▶ [Required task]: The records below must be retyped exactly.

(Records that describe figures)
☆ ☆ ☆ ☆ ☆ ☆ ☆

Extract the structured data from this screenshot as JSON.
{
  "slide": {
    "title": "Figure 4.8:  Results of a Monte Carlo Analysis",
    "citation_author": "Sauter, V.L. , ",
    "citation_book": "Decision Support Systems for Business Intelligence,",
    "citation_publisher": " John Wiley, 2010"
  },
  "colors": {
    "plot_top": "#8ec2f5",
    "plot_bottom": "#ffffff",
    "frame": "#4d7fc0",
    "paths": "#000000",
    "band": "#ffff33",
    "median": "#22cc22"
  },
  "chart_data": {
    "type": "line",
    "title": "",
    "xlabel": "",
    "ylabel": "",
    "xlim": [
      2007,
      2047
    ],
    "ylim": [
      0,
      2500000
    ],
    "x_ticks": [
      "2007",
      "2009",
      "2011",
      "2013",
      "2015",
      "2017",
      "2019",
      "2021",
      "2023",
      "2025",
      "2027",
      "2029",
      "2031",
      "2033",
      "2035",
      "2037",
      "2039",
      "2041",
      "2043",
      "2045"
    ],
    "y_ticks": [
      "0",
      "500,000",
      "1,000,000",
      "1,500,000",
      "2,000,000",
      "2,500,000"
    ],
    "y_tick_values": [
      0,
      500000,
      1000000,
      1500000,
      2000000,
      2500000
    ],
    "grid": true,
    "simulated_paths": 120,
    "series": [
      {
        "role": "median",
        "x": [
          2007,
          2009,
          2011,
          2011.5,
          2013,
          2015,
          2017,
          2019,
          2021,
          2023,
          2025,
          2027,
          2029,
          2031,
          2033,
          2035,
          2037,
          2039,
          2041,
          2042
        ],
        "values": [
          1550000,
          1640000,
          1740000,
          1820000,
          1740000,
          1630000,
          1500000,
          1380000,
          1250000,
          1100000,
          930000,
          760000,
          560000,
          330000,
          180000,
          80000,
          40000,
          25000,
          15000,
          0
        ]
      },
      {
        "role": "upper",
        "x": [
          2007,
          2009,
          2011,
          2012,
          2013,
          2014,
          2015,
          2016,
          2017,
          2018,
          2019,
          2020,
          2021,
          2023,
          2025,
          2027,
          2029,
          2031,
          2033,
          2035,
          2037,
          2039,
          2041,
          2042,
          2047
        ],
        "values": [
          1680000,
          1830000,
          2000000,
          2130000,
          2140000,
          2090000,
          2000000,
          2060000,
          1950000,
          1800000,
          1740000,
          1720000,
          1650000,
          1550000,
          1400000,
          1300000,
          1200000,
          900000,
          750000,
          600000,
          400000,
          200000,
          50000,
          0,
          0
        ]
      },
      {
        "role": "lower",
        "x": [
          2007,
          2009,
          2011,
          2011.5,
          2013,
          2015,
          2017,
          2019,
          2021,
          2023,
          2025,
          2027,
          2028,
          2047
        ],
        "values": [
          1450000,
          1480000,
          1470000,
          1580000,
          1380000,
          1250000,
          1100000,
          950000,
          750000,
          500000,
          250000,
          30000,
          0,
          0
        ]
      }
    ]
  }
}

☆ ☆ ☆ ☆ ☆ ☆ ☆

▶ [Response]:
Extract the structured data from this screenshot as JSON.
{
  "slide": {
    "title": "Figure 4.8:  Results of a Monte Carlo Analysis",
    "citation_author": "Sauter, V.L. , ",
    "citation_book": "Decision Support Systems for Business Intelligence,",
    "citation_publisher": " John Wiley, 2010"
  },
  "colors": {
    "plot_top": "#8ec2f5",
    "plot_bottom": "#ffffff",
    "frame": "#4d7fc0",
    "paths": "#000000",
    "band": "#ffff33",
    "median": "#22cc22"
  },
  "chart_data": {
    "type": "line",
    "title": "",
    "xlabel": "",
    "ylabel": "",
    "xlim": [
      2007,
      2047
    ],
    "ylim": [
      0,
      2500000
    ],
    "x_ticks": [
      "2007",
      "2009",
      "2011",
      "2013",
      "2015",
      "2017",
      "2019",
      "2021",
      "2023",
      "2025",
      "2027",
      "2029",
      "2031",
      "2033",
      "2035",
      "2037",
      "2039",
      "2041",
      "2043",
      "2045"
    ],
    "y_ticks": [
      "0",
      "500,000",
      "1,000,000",
      "1,500,000",
      "2,000,000",
      "2,500,000"
    ],
    "y_tick_values": [
      0,
      500000,
      1000000,
      1500000,
      2000000,
      2500000
    ],
    "grid": true,
    "simulated_paths": 120,
    "series": [
      {
        "role": "median",
        "x": [
          2007,
          2009,
          2011,
          2011.5,
          2013,
          2015,
          2017,
          2019,
          2021,
          2023,
          2025,
          2027,
          2029,
          2031,
          2033,
          2035,
          2037,
          2039,
          2041,
          2042
        ],
        "values": [
          1550000,
          1640000,
          1740000,
          1820000,
          1740000,
          1630000,
          1500000,
          1380000,
          1250000,
          1100000,
          930000,
          760000,
          560000,
          330000,
          180000,
          80000,
          40000,
          25000,
          15000,
          0
        ]
      },
      {
        "role": "upper",
        "x": [
          2007,
          2009,
          2011,
          2012,
          2013,
          2014,
          2015,
          2016,
          2017,
          2018,
          2019,
          2020,
          2021,
          2023,
          2025,
          2027,
          2029,
          2031,
          2033,
          2035,
          2037,
          2039,
          2041,
          2042,
          2047
        ],
        "values": [
          1680000,
          1830000,
          2000000,
          2130000,
          2140000,
          2090000,
          2000000,
          2060000,
          1950000,
          1800000,
          1740000,
          1720000,
          1650000,
          1550000,
          1400000,
          1300000,
          1200000,
          900000,
          750000,
          600000,
          400000,
          200000,
          50000,
          0,
          0
        ]
      },
      {
        "role": "lower",
        "x": [
          2007,
          2009,
          2011,
          2011.5,
          2013,
          2015,
          2017,
          2019,
          2021,
          2023,
          2025,
          2027,
          2028,
          2047
        ],
        "values": [
          1450000,
          1480000,
          1470000,
          1580000,
          1380000,
          1250000,
          1100000,
          950000,
          750000,
          500000,
          250000,
          30000,
          0,
          0
        ]
      }
    ]
  }
}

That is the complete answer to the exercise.